* WHAT NEEDS TO BE DONE:
Each line containing the word "open" must be reported.

[Stored data]
>> Begin
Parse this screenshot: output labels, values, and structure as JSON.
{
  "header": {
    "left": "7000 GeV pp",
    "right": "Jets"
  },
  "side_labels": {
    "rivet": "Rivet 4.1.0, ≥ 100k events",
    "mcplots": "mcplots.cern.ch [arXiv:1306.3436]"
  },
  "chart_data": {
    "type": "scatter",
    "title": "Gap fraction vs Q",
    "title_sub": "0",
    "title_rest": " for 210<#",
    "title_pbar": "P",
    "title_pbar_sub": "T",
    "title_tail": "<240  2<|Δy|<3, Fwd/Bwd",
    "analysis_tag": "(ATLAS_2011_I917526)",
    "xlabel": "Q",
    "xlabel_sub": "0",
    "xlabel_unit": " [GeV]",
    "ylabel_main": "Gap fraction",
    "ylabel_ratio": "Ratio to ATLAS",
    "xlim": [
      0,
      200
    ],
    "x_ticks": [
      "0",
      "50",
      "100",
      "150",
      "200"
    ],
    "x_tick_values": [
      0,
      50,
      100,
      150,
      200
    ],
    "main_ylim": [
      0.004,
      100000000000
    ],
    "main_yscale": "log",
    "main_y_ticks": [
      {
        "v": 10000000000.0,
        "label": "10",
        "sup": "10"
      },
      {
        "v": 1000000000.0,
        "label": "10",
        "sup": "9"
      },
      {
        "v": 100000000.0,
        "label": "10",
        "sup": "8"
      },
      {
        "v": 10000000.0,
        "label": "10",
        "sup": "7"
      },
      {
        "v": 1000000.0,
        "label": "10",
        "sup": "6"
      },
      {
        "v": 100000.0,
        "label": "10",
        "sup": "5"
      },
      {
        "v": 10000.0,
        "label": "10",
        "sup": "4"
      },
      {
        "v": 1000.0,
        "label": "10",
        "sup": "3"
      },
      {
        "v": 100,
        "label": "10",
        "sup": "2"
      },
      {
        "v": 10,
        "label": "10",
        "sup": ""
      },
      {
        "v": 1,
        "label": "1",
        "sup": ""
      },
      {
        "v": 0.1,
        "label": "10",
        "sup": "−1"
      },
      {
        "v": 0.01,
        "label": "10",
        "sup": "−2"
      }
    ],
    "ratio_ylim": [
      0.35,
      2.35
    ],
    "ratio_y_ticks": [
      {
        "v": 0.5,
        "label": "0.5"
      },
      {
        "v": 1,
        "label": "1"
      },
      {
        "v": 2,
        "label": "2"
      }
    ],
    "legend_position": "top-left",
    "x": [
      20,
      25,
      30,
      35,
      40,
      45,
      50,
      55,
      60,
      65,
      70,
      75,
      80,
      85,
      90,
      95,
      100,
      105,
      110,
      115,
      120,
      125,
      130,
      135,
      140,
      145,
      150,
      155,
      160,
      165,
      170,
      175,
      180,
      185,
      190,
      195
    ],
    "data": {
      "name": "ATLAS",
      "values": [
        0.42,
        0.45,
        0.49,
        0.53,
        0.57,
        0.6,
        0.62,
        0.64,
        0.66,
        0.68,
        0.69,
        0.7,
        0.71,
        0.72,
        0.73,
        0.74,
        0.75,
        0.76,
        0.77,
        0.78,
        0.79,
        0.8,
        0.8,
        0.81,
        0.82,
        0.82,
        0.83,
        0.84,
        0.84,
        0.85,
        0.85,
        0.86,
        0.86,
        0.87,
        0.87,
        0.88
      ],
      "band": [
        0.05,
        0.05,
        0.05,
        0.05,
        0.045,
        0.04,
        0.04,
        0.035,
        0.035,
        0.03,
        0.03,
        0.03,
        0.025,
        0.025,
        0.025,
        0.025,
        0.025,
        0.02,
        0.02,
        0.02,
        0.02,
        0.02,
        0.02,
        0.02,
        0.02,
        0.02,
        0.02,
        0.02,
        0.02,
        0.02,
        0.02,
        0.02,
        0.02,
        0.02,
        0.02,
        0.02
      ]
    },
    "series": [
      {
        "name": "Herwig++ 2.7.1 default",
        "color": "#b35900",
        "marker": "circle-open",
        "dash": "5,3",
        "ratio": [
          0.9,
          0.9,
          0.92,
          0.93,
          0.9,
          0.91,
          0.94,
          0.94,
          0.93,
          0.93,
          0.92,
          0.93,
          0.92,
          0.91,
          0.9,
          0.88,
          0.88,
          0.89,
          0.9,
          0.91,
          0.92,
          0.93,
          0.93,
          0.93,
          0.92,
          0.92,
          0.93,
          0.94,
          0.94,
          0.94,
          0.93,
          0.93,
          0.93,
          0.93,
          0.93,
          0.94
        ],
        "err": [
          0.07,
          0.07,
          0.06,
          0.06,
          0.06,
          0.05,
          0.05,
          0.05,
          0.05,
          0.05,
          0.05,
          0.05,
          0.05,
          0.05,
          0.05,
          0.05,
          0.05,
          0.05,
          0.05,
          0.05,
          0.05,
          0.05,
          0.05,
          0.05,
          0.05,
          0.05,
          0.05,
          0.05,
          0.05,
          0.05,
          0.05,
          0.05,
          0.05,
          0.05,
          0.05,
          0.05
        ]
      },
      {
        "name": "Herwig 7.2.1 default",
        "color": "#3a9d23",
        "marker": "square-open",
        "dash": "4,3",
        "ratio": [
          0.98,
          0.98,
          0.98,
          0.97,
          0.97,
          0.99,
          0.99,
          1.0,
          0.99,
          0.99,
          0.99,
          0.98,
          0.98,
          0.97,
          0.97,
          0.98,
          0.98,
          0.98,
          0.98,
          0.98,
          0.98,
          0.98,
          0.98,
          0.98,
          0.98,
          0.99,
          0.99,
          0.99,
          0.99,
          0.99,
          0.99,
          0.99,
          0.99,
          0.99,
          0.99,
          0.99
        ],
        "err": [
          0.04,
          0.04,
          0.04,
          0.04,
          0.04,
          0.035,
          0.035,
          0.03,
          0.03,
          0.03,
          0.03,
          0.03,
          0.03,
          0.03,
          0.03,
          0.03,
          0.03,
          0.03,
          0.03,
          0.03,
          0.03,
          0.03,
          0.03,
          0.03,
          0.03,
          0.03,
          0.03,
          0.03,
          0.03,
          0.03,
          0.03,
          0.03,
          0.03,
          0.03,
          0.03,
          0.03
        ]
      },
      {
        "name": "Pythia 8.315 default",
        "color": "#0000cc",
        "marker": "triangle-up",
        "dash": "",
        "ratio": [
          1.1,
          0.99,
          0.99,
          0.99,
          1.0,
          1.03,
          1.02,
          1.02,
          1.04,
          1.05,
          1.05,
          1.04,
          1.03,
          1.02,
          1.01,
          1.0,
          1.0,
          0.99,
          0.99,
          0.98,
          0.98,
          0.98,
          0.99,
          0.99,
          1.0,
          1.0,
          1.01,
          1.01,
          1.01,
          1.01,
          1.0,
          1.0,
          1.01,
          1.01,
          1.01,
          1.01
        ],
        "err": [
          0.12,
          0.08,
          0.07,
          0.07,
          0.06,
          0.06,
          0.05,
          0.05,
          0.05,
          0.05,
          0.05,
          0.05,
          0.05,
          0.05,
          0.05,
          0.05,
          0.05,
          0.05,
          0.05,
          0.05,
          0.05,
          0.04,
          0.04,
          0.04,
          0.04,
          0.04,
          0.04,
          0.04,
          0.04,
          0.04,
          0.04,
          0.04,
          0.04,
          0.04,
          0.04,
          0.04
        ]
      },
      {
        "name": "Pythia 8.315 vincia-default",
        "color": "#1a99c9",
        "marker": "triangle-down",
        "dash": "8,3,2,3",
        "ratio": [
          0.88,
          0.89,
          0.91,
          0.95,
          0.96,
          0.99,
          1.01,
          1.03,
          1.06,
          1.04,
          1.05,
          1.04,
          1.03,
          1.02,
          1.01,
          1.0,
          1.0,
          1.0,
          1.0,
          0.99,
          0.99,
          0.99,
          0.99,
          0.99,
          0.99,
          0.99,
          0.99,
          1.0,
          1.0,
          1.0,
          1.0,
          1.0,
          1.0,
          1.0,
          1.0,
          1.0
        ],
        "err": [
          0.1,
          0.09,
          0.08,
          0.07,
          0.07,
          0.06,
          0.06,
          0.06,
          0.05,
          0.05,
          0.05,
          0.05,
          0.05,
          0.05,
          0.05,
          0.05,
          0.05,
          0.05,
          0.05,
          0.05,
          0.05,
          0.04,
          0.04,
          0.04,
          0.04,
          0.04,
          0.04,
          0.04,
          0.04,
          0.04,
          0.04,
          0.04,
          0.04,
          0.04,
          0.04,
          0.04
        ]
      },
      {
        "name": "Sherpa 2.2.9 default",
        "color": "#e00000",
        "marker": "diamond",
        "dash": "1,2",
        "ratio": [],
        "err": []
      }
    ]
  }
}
>> End
* SOLUTION:
        "marker": "circle-open",
        "marker": "square-open",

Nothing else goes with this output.